▶ **Data provided**

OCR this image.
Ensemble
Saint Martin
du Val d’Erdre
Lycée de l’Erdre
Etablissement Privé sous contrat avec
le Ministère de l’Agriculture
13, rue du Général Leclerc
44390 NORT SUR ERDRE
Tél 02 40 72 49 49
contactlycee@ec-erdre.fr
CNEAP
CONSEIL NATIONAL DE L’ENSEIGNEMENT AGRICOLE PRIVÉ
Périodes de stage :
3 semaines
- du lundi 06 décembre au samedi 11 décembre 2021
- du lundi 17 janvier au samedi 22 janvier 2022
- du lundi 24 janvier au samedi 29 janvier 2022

▶ **Directive**
Using the listing above, pull out all lines that hold the word "lundi".

▶ **Solution below**
- du lundi 06 décembre au samedi 11 décembre 2021
- du lundi 17 janvier au samedi 22 janvier 2022
- du lundi 24 janvier au samedi 29 janvier 2022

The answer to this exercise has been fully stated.